§ Problem to work on: Every line below that holds the word "their" must be listed.

§ Records to process:

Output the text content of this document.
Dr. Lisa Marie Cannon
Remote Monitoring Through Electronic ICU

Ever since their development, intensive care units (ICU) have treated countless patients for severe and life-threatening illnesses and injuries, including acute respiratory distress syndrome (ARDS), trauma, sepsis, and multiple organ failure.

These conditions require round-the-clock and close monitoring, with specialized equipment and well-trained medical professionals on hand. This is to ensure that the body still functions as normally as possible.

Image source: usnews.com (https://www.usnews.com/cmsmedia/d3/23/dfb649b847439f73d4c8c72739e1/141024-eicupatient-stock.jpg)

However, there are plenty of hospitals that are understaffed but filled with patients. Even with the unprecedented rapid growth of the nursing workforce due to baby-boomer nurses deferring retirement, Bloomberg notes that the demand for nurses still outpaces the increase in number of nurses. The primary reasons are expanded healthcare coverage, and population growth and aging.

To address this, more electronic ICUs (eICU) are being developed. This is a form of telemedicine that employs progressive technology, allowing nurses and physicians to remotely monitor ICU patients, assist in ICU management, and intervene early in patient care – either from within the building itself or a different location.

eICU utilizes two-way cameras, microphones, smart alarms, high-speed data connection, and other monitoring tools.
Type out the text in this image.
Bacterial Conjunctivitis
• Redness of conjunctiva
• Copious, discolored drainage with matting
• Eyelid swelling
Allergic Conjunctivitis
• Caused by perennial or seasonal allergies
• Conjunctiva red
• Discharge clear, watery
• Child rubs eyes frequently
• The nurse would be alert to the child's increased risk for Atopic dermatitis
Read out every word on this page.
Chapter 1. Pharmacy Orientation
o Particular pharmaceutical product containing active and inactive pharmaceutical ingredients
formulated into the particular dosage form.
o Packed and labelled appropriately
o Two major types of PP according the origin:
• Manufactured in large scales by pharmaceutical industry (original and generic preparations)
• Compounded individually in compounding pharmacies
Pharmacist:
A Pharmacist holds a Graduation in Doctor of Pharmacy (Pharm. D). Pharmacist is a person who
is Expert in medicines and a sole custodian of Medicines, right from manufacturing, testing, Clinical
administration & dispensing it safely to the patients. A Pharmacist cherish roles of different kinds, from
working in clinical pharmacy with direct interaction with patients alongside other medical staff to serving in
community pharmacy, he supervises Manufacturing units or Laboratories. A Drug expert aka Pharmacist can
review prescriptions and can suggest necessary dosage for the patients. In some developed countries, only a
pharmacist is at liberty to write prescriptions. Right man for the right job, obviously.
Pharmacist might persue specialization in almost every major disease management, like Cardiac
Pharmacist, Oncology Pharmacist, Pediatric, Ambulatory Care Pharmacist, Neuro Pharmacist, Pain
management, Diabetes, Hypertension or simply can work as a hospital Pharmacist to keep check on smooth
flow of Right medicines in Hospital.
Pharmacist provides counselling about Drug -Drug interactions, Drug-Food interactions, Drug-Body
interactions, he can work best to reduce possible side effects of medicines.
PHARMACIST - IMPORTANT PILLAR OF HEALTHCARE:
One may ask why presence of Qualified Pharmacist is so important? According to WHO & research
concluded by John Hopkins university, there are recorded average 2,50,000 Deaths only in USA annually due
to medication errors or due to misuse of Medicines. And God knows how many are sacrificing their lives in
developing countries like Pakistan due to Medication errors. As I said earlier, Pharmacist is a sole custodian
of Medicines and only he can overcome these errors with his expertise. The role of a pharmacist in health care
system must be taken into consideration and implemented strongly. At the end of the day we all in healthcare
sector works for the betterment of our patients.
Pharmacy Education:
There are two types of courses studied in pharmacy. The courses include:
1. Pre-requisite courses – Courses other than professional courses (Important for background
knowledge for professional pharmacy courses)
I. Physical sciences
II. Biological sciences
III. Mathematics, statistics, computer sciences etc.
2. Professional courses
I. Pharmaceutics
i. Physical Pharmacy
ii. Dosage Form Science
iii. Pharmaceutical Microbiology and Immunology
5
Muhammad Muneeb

§ Solved exercise:
Ever since their development, intensive care units (ICU) have treated countless patients for severe and life-threatening illnesses and injuries, including acute respiratory distress syndrome (ARDS), trauma, sepsis, and multiple organ failure.
to medication errors or due to misuse of Medicines. And God knows how many are sacrificing their lives in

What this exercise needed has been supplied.